What the task asks: Extract each line where the string "Code" shows up.

Stored data:
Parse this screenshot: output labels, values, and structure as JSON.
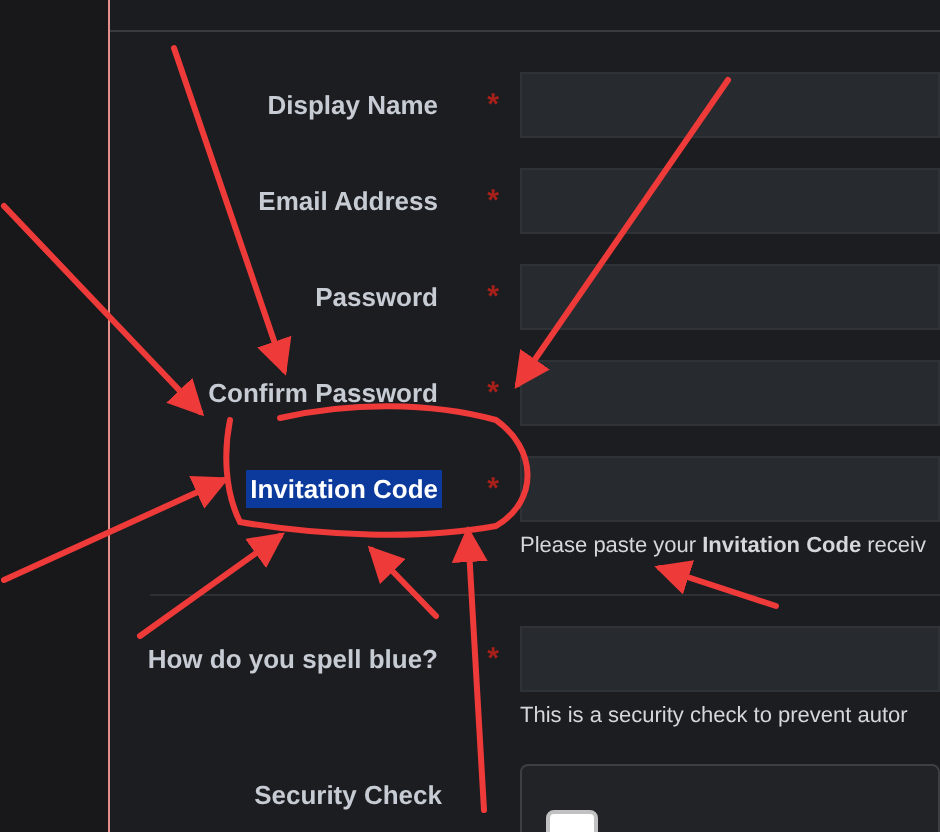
{
  "form": {
    "fields": [
      {
        "label": "Display Name",
        "required": true,
        "required_mark": "*",
        "highlighted": false
      },
      {
        "label": "Email Address",
        "required": true,
        "required_mark": "*",
        "highlighted": false
      },
      {
        "label": "Password",
        "required": true,
        "required_mark": "*",
        "highlighted": false
      },
      {
        "label": "Confirm Password",
        "required": true,
        "required_mark": "*",
        "highlighted": false
      },
      {
        "label": "Invitation Code",
        "required": true,
        "required_mark": "*",
        "highlighted": true,
        "hint": "Please paste your **Invitation Code** receiv"
      }
    ],
    "question": {
      "label": "How do you spell blue?",
      "required": true,
      "required_mark": "*",
      "hint": "This is a security check to prevent autor"
    },
    "security_check": {
      "label": "Security Check",
      "checked": false
    }
  }
}
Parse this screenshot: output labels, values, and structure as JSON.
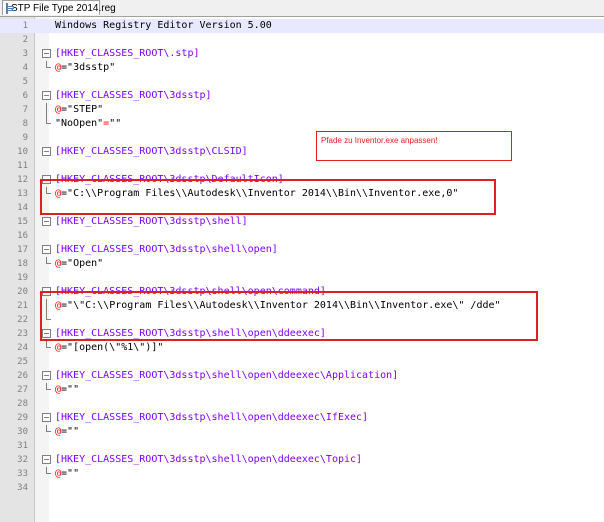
{
  "tab": {
    "title": "STP File Type 2014.reg",
    "icon": "reg-file-icon"
  },
  "annotation": {
    "text": "Pfade zu Inventor.exe anpassen!",
    "color": "#e02020"
  },
  "current_line": 1,
  "lines": [
    {
      "num": "1",
      "fold": "none",
      "segments": [
        {
          "t": "plain",
          "v": "Windows Registry Editor Version 5.00"
        }
      ]
    },
    {
      "num": "2",
      "fold": "none",
      "segments": []
    },
    {
      "num": "3",
      "fold": "open",
      "segments": [
        {
          "t": "key",
          "v": "[HKEY_CLASSES_ROOT\\.stp]"
        }
      ]
    },
    {
      "num": "4",
      "fold": "end",
      "segments": [
        {
          "t": "at",
          "v": "@"
        },
        {
          "t": "plain",
          "v": "=\"3dsstp\""
        }
      ]
    },
    {
      "num": "5",
      "fold": "none",
      "segments": []
    },
    {
      "num": "6",
      "fold": "open",
      "segments": [
        {
          "t": "key",
          "v": "[HKEY_CLASSES_ROOT\\3dsstp]"
        }
      ]
    },
    {
      "num": "7",
      "fold": "mid",
      "segments": [
        {
          "t": "at",
          "v": "@"
        },
        {
          "t": "plain",
          "v": "=\"STEP\""
        }
      ]
    },
    {
      "num": "8",
      "fold": "end",
      "segments": [
        {
          "t": "plain",
          "v": "\"NoOpen\""
        },
        {
          "t": "at",
          "v": "="
        },
        {
          "t": "plain",
          "v": "\"\""
        }
      ]
    },
    {
      "num": "9",
      "fold": "none",
      "segments": []
    },
    {
      "num": "10",
      "fold": "open",
      "segments": [
        {
          "t": "key",
          "v": "[HKEY_CLASSES_ROOT\\3dsstp\\CLSID]"
        }
      ]
    },
    {
      "num": "11",
      "fold": "none",
      "segments": []
    },
    {
      "num": "12",
      "fold": "open",
      "segments": [
        {
          "t": "key",
          "v": "[HKEY_CLASSES_ROOT\\3dsstp\\DefaultIcon]"
        }
      ]
    },
    {
      "num": "13",
      "fold": "end",
      "segments": [
        {
          "t": "at",
          "v": "@"
        },
        {
          "t": "plain",
          "v": "=\"C:\\\\Program Files\\\\Autodesk\\\\Inventor 2014\\\\Bin\\\\Inventor.exe,0\""
        }
      ]
    },
    {
      "num": "14",
      "fold": "none",
      "segments": []
    },
    {
      "num": "15",
      "fold": "open",
      "segments": [
        {
          "t": "key",
          "v": "[HKEY_CLASSES_ROOT\\3dsstp\\shell]"
        }
      ]
    },
    {
      "num": "16",
      "fold": "none",
      "segments": []
    },
    {
      "num": "17",
      "fold": "open",
      "segments": [
        {
          "t": "key",
          "v": "[HKEY_CLASSES_ROOT\\3dsstp\\shell\\open]"
        }
      ]
    },
    {
      "num": "18",
      "fold": "end",
      "segments": [
        {
          "t": "at",
          "v": "@"
        },
        {
          "t": "plain",
          "v": "=\"Open\""
        }
      ]
    },
    {
      "num": "19",
      "fold": "none",
      "segments": []
    },
    {
      "num": "20",
      "fold": "open",
      "segments": [
        {
          "t": "key",
          "v": "[HKEY_CLASSES_ROOT\\3dsstp\\shell\\open\\command]"
        }
      ]
    },
    {
      "num": "21",
      "fold": "mid",
      "segments": [
        {
          "t": "at",
          "v": "@"
        },
        {
          "t": "plain",
          "v": "=\"\\\"C:\\\\Program Files\\\\Autodesk\\\\Inventor 2014\\\\Bin\\\\Inventor.exe\\\" /dde\""
        }
      ]
    },
    {
      "num": "22",
      "fold": "end",
      "segments": []
    },
    {
      "num": "23",
      "fold": "open",
      "segments": [
        {
          "t": "key",
          "v": "[HKEY_CLASSES_ROOT\\3dsstp\\shell\\open\\ddeexec]"
        }
      ]
    },
    {
      "num": "24",
      "fold": "end",
      "segments": [
        {
          "t": "at",
          "v": "@"
        },
        {
          "t": "plain",
          "v": "=\"[open(\\\"%1\\\")]\""
        }
      ]
    },
    {
      "num": "25",
      "fold": "none",
      "segments": []
    },
    {
      "num": "26",
      "fold": "open",
      "segments": [
        {
          "t": "key",
          "v": "[HKEY_CLASSES_ROOT\\3dsstp\\shell\\open\\ddeexec\\Application]"
        }
      ]
    },
    {
      "num": "27",
      "fold": "end",
      "segments": [
        {
          "t": "at",
          "v": "@"
        },
        {
          "t": "plain",
          "v": "=\"\""
        }
      ]
    },
    {
      "num": "28",
      "fold": "none",
      "segments": []
    },
    {
      "num": "29",
      "fold": "open",
      "segments": [
        {
          "t": "key",
          "v": "[HKEY_CLASSES_ROOT\\3dsstp\\shell\\open\\ddeexec\\IfExec]"
        }
      ]
    },
    {
      "num": "30",
      "fold": "end",
      "segments": [
        {
          "t": "at",
          "v": "@"
        },
        {
          "t": "plain",
          "v": "=\"\""
        }
      ]
    },
    {
      "num": "31",
      "fold": "none",
      "segments": []
    },
    {
      "num": "32",
      "fold": "open",
      "segments": [
        {
          "t": "key",
          "v": "[HKEY_CLASSES_ROOT\\3dsstp\\shell\\open\\ddeexec\\Topic]"
        }
      ]
    },
    {
      "num": "33",
      "fold": "end",
      "segments": [
        {
          "t": "at",
          "v": "@"
        },
        {
          "t": "plain",
          "v": "=\"\""
        }
      ]
    },
    {
      "num": "34",
      "fold": "none",
      "segments": []
    }
  ],
  "colors": {
    "key": "#8000ff",
    "at": "#ff0000",
    "text": "#000000",
    "highlight_box": "#e02020"
  }
}
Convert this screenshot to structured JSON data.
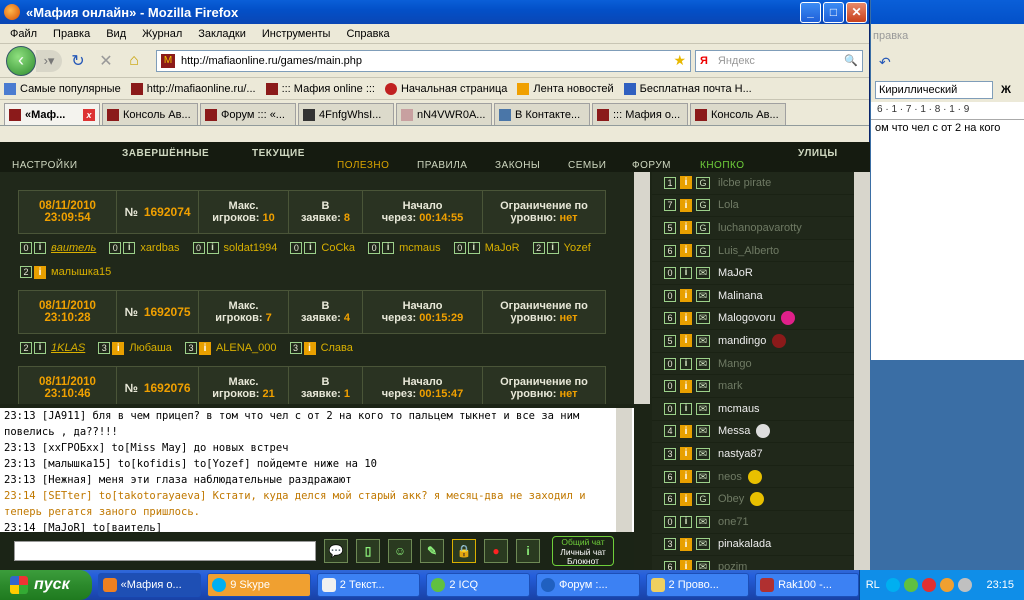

Answer to the problem:
        "label": "Invitation Code",
        "hint": "Please paste your **Invitation Code** receiv"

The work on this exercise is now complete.